The Pragmatic Programmer for Machine Learning (2023)

195 points by rramadass a year ago

simonw a year ago

Does this have anything to do with the original Pragmatic Programmer book or the https://pragprog.com/ publishing company?

If not I think the name should be reconsidered. It's a distraction from the content of the book itself if it's not actually related to that other text.

rramadass a year ago

The phrase "Pragmatic Programmer" is a common one to denote somebody focused on "pragmatic issues" in Software Development and can be used in that capacity wherever it is applicable.
This book deals with such practical issues in ML software engineering and hence very much worthy of this name.
- sja a year ago
  
  I tend to agree with the parent comment. The name of the book sounds like it could be part of a series authored by the same people as “The Pragmatic Programmer”. For me, I subconsciously internalized the grammar of the title as “The Pragmatic Programmer: for ML”.
  I have no idea what the expectations are legally, but given the original “pragmatic programmer” book has been out for around for ~25 years and is extremely well known, it seems like a reasonable name collision to avoid.
  - graypegg a year ago
    
    The cover of the book has an Addison Wesley logo on it, and the hard cover also has a Pearson logo on it. So that name has some textbook companies backing up PragProg as well.
    https://pragprog.com/titles/tpp20/the-pragmatic-programmer-2...
    It also DOESN'T have any indication that "The Pragmatic Programmer" is any sort of trademark, so who knows. Either way, IMO calling your own writing "X for Y" where "X" is a commonly known specific work, and "Y" is a generic term, just means that you've diluted your own discoverability into a very big pot.
  - rramadass a year ago
    
    Why are we fixated on the name? "A Rose, by any other name, would Smell as Sweet" and all that.
    What i am looking for in this submission is insights/opinions from people working in this domain on the topics presented in the book. For example, the book talks about "Concept/Data Drift"; so what is it exactly, how does a ML engineer encounter it in his data and how does he deal with it over time?
    
    gessha a year ago
    
    Because names mean a lot in and outside software. Try naming it “ML: The Big Nerd Ranch Guide” or use a O’Reilly/No Starch-style cover and you will get a similar reaction.
    
    rramadass a year ago
    
    Let the authors deal with it; it doesn't concern us here.
    What i am looking for is a discussion of the contents in the book which they have kindly made available for free (the book is expensive).
    PS: I am always very appreciative and thankful of people who make their knowledge/books/software available for free and am sure they would like us to focus on the core contents rather than ancillary issues (which they doubtless are aware of and cleared with publishers).
    
    ibash a year ago
    
    It very clearly does concern us… hence the thread.
    FWIW I’m only familiar with the term “pragmatic programmer” because of the book. I don’t think I’ve ever heard it in any other context.

» **Data lines**
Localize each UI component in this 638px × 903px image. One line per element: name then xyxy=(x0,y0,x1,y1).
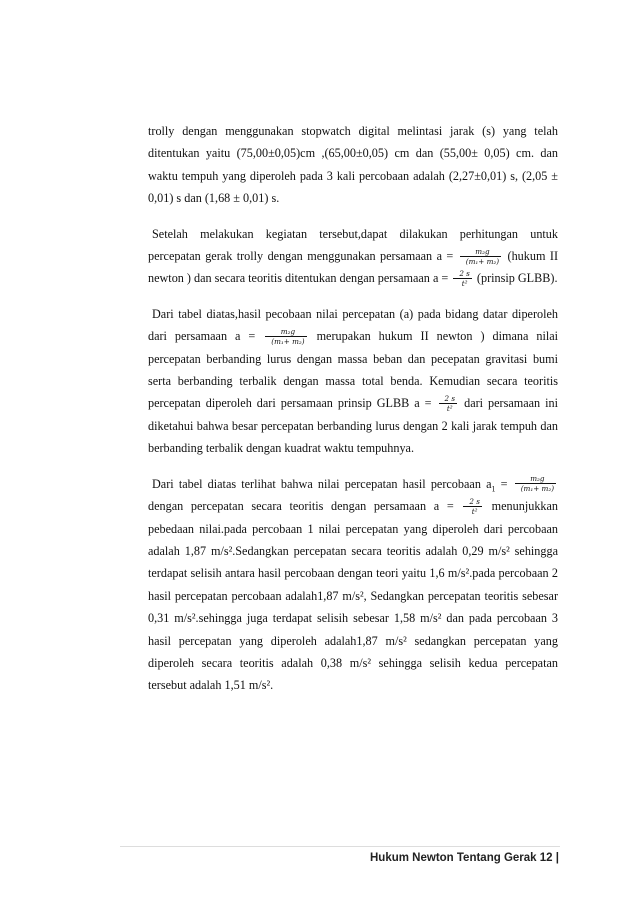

» **Required task**
Answer these from the forum thread about the book's name:
1. According to graypegg, which logos appear on the cover and on the hard cover of the original book?
2. Which topic from the book does rramadass give as an example for discussion?
3. About how long does sja say the original book has been out?

» **Result of this task**
1. The cover has an Addison Wesley logo, and the hard cover also has a Pearson logo.
2. "Concept/Data Drift."
3. Around 25 years.